▶ [GOAL]:
Gather each line of the entries below that includes "this".

------ TASK INPUT

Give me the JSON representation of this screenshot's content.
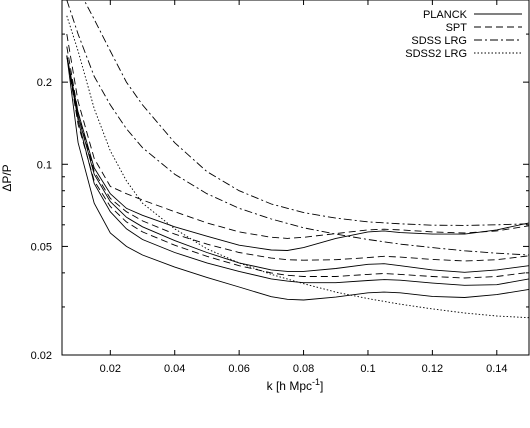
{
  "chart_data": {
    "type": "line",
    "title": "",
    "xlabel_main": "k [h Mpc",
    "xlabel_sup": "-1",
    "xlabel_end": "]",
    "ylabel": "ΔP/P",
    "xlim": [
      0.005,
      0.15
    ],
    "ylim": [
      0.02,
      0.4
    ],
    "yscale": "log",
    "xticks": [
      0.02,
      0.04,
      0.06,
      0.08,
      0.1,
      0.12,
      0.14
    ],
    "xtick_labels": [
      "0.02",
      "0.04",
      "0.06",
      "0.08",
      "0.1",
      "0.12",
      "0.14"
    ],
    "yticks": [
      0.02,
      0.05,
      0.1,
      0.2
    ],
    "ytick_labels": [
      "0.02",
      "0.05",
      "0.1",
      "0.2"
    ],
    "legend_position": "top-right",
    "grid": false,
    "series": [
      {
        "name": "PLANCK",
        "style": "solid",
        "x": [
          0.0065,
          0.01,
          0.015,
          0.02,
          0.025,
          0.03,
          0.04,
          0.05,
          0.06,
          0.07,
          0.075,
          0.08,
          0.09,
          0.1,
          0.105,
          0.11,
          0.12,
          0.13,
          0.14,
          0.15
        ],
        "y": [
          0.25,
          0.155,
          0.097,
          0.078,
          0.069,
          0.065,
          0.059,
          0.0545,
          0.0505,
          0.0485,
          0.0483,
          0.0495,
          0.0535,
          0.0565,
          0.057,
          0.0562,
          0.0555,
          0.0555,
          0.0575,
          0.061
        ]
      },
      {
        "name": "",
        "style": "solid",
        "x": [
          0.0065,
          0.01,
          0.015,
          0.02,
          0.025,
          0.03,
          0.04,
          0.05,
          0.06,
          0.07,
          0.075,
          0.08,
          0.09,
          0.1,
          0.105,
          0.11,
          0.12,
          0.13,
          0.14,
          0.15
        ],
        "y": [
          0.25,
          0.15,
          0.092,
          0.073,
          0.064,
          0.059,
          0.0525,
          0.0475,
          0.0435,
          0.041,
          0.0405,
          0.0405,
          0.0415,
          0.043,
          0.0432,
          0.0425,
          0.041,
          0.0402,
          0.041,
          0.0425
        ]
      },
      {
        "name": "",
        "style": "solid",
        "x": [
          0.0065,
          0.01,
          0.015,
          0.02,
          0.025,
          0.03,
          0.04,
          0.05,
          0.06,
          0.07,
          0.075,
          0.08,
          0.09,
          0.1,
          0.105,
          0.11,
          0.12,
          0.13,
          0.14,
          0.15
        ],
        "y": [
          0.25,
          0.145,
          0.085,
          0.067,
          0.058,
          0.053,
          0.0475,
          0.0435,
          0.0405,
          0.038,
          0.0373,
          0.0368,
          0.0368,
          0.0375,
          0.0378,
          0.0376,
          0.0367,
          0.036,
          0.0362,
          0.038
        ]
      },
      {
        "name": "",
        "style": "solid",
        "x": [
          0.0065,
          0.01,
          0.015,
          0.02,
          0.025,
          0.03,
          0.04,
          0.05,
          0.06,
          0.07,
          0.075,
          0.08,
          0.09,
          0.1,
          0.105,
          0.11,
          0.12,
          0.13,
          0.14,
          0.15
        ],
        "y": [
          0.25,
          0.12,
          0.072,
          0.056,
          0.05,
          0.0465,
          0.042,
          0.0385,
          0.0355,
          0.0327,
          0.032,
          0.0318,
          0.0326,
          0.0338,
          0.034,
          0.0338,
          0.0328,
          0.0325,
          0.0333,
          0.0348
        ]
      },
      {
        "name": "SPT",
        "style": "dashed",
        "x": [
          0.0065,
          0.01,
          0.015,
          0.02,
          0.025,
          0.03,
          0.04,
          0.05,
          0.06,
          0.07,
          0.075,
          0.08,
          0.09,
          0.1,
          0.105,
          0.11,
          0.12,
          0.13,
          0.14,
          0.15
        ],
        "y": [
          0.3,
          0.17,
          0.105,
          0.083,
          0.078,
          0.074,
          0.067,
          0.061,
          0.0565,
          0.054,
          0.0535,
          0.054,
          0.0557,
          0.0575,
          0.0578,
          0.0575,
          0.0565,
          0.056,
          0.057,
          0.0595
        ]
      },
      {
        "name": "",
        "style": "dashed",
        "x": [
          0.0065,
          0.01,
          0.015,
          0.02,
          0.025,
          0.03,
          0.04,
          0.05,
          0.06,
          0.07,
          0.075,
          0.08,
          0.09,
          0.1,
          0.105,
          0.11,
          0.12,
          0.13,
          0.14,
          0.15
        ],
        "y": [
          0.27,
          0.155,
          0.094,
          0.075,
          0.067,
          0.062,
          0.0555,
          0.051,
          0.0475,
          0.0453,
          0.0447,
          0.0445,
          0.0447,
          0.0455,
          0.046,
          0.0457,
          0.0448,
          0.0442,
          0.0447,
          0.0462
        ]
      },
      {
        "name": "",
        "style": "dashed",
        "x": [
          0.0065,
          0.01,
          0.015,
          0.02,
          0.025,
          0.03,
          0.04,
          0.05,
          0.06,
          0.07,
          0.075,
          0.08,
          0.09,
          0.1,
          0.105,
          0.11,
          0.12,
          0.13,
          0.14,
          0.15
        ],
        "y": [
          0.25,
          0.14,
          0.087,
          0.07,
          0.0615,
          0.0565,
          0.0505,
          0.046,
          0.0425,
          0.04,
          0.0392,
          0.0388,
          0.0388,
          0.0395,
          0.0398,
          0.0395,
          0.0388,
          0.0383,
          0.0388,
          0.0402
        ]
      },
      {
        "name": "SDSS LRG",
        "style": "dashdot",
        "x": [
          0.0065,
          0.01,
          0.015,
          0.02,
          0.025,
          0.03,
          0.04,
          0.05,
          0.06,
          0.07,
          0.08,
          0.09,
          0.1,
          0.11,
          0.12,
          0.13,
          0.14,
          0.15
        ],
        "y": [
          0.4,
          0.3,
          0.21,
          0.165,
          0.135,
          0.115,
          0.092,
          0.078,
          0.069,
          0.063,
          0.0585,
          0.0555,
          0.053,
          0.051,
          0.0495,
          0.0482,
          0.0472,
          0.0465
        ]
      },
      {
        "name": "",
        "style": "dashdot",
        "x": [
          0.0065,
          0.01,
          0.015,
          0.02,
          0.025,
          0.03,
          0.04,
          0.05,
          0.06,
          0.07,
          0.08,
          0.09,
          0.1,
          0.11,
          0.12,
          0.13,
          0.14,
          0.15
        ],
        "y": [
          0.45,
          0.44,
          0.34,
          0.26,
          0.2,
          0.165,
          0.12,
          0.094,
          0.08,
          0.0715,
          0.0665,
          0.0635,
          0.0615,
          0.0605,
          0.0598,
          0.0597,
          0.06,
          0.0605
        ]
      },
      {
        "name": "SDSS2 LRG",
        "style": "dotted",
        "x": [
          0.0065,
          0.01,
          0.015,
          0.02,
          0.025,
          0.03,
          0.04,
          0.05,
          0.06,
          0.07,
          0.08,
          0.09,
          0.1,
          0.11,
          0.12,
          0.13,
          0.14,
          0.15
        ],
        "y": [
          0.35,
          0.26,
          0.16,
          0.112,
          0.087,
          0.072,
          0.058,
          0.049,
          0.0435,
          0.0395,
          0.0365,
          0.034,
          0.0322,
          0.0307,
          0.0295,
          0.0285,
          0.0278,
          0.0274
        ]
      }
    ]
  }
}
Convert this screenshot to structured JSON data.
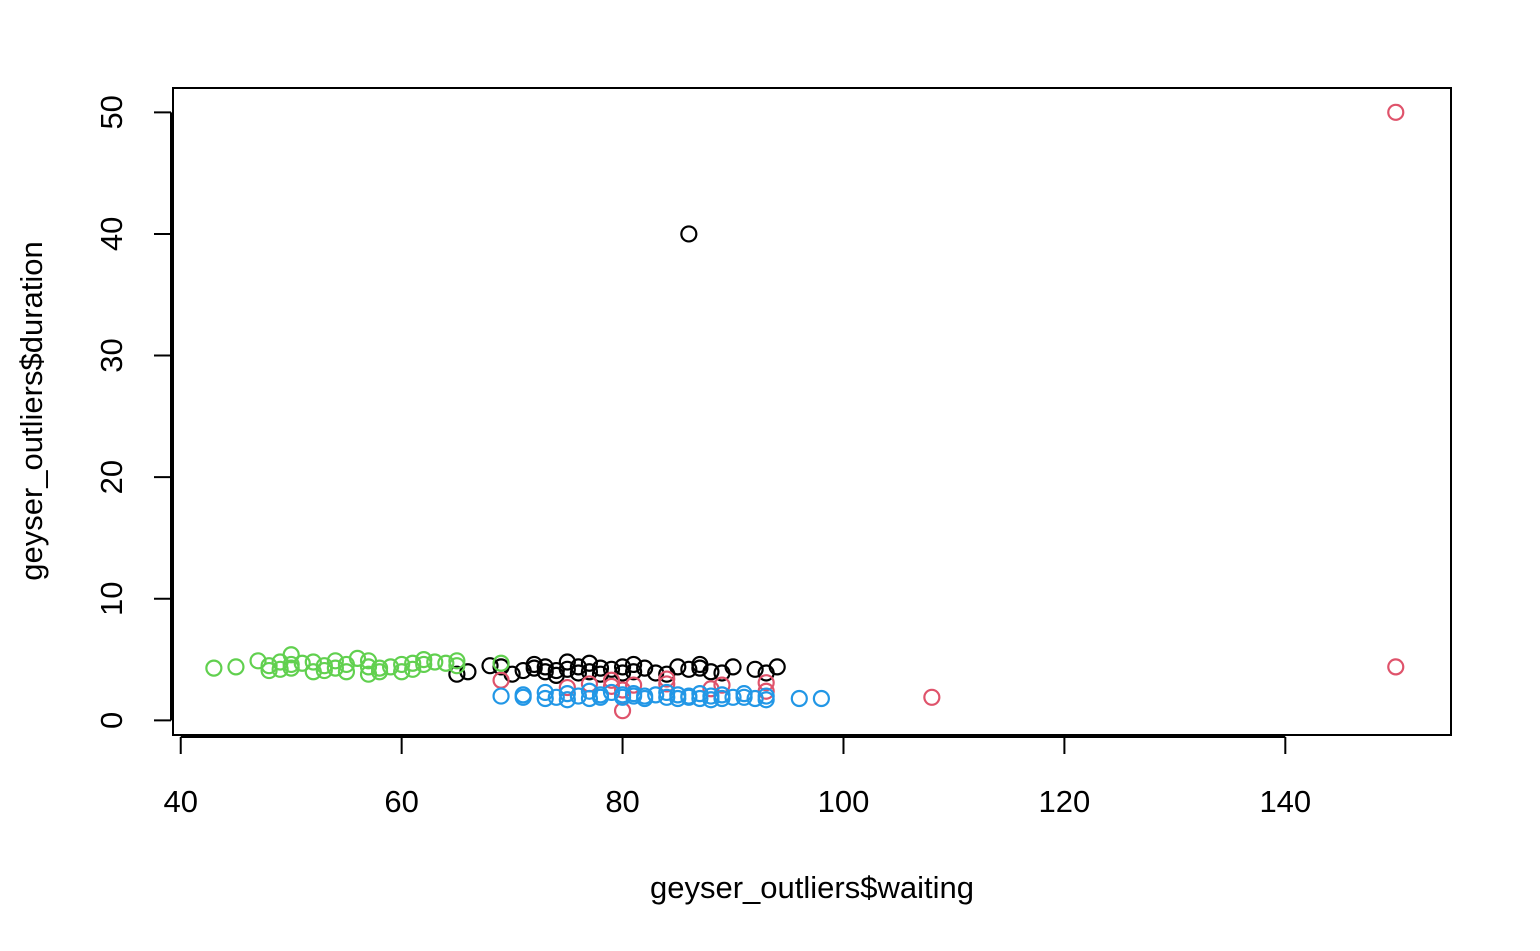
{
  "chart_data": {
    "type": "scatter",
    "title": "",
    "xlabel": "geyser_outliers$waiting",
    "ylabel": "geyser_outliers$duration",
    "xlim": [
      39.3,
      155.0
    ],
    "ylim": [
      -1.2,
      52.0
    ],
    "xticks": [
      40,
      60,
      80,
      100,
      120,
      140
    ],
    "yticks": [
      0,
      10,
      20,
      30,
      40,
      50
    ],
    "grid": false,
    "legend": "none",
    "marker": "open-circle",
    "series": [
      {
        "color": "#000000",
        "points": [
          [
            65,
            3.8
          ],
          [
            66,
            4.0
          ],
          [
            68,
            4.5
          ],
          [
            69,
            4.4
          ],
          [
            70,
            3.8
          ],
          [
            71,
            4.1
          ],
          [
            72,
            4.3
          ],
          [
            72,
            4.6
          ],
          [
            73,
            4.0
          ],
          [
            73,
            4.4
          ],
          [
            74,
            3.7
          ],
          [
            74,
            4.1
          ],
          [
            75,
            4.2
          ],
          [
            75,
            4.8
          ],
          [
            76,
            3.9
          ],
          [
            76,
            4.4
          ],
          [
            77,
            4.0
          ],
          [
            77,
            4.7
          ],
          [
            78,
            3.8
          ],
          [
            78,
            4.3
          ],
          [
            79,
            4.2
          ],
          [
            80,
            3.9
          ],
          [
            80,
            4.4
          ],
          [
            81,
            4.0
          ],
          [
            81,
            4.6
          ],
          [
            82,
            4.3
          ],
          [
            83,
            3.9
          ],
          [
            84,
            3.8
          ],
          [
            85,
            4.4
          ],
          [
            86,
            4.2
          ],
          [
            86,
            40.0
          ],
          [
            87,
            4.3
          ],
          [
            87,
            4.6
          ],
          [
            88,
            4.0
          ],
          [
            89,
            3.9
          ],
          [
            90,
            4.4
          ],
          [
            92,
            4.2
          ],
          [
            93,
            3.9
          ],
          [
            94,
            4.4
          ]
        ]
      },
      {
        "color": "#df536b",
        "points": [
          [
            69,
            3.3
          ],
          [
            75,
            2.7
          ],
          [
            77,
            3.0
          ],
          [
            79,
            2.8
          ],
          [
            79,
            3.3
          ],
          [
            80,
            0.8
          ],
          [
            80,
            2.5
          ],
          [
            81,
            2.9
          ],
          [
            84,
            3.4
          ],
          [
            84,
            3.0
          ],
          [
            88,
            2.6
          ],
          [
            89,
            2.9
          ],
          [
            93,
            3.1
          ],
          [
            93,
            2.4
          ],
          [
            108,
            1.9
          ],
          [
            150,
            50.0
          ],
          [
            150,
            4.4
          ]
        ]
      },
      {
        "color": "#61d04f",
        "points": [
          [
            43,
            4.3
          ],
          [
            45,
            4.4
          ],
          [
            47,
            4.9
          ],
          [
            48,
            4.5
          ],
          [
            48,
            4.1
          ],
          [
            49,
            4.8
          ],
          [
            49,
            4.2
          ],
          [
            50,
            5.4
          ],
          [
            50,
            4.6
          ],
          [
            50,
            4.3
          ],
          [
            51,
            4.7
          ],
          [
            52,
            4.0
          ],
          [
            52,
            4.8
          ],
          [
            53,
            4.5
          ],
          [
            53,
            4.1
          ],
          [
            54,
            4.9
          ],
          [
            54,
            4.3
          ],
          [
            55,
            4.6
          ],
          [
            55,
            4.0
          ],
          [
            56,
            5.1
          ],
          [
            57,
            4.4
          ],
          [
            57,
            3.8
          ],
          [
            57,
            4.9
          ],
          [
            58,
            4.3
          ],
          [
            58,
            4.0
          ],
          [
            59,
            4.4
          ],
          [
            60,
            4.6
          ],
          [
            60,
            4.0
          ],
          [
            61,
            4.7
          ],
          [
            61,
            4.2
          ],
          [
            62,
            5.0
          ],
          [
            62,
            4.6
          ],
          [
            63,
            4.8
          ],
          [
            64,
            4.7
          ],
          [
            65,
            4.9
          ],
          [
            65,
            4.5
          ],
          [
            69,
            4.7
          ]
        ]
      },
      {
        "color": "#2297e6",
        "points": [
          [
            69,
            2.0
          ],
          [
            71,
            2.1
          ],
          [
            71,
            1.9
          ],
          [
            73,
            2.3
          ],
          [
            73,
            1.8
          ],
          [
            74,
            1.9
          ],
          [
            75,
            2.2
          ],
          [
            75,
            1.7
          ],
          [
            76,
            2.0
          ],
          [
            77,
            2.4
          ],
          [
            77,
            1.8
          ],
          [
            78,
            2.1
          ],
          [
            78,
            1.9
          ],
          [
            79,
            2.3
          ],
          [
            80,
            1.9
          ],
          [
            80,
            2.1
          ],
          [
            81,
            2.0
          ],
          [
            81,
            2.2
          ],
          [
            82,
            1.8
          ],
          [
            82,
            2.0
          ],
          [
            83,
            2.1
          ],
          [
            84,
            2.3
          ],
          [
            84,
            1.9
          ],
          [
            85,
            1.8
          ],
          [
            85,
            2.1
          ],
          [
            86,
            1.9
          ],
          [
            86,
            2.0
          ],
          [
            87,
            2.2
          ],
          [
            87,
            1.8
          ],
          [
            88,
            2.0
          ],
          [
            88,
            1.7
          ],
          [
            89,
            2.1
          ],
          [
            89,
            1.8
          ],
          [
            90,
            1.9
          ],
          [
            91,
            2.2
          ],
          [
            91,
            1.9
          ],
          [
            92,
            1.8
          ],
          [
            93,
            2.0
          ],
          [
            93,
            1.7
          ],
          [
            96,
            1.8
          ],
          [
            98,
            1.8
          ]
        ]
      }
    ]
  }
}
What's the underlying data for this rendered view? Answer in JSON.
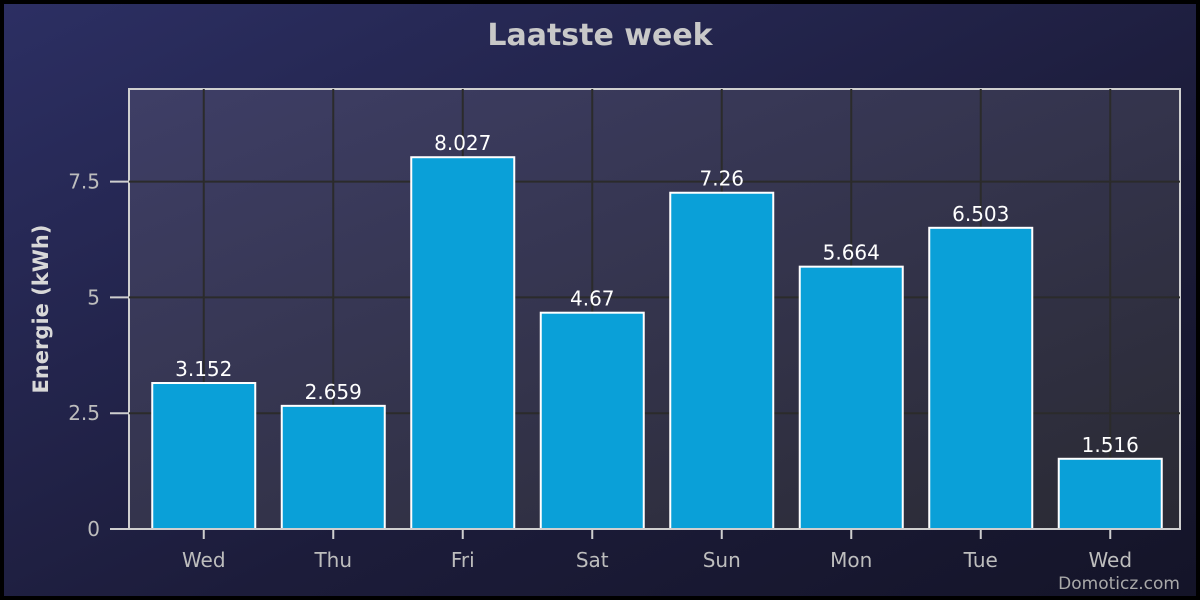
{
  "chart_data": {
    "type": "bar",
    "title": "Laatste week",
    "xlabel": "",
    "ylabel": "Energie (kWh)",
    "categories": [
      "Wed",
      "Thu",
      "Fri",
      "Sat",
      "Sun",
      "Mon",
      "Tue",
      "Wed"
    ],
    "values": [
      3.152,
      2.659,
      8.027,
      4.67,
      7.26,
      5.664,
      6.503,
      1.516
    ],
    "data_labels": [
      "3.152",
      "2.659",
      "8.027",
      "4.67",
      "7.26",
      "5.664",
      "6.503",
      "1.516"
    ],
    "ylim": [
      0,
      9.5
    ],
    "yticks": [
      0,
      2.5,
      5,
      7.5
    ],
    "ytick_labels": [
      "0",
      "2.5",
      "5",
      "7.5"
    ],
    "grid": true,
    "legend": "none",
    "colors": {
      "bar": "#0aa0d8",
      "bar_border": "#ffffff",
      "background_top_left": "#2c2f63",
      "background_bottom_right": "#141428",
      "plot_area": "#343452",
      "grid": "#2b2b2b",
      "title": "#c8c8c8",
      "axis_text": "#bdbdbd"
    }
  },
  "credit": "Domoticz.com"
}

------------

▶ [TASK SOLUTION]:
Give me the JSON representation of this screenshot's content.
Convert this screenshot to structured JSON data.
What's the underlying data for this rendered view? Answer in JSON.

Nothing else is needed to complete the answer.